§ **GIVEN INSTRUCTION**
Wherever the word "image" appears in the entries, copy the whole line.

§ **MATERIAL**
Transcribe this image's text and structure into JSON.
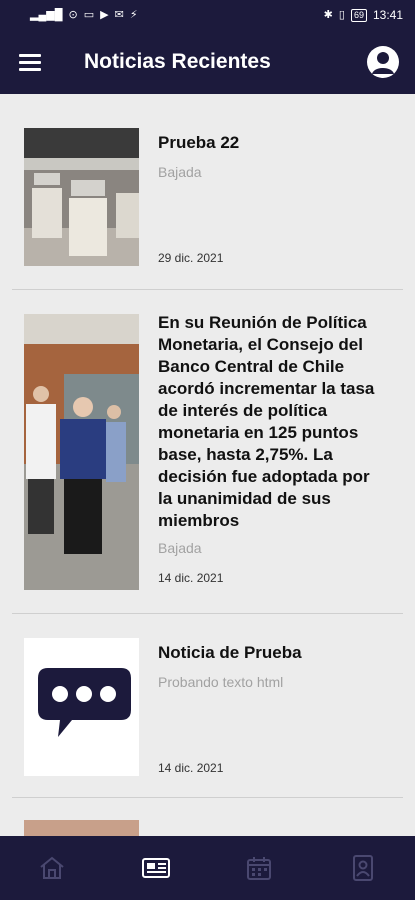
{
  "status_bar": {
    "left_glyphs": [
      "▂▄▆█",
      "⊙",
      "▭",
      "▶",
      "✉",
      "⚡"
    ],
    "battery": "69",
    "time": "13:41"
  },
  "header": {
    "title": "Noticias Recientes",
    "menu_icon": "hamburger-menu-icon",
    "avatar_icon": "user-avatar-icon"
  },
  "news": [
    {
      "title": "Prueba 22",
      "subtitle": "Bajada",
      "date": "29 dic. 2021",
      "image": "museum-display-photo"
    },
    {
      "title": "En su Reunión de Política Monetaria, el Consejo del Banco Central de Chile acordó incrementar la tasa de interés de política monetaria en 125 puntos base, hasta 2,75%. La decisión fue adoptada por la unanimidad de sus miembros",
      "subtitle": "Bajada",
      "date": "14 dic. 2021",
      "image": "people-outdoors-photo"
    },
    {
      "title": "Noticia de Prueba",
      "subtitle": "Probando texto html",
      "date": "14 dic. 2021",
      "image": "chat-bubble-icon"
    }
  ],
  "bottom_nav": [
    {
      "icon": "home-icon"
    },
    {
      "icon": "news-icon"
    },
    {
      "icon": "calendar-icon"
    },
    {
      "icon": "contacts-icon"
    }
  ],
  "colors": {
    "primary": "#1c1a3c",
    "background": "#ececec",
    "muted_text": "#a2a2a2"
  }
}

§ **TASK OUTPUT**
Transcribe this image's text and structure into JSON.
      "image": "museum-display-photo"
      "image": "people-outdoors-photo"
      "image": "chat-bubble-icon"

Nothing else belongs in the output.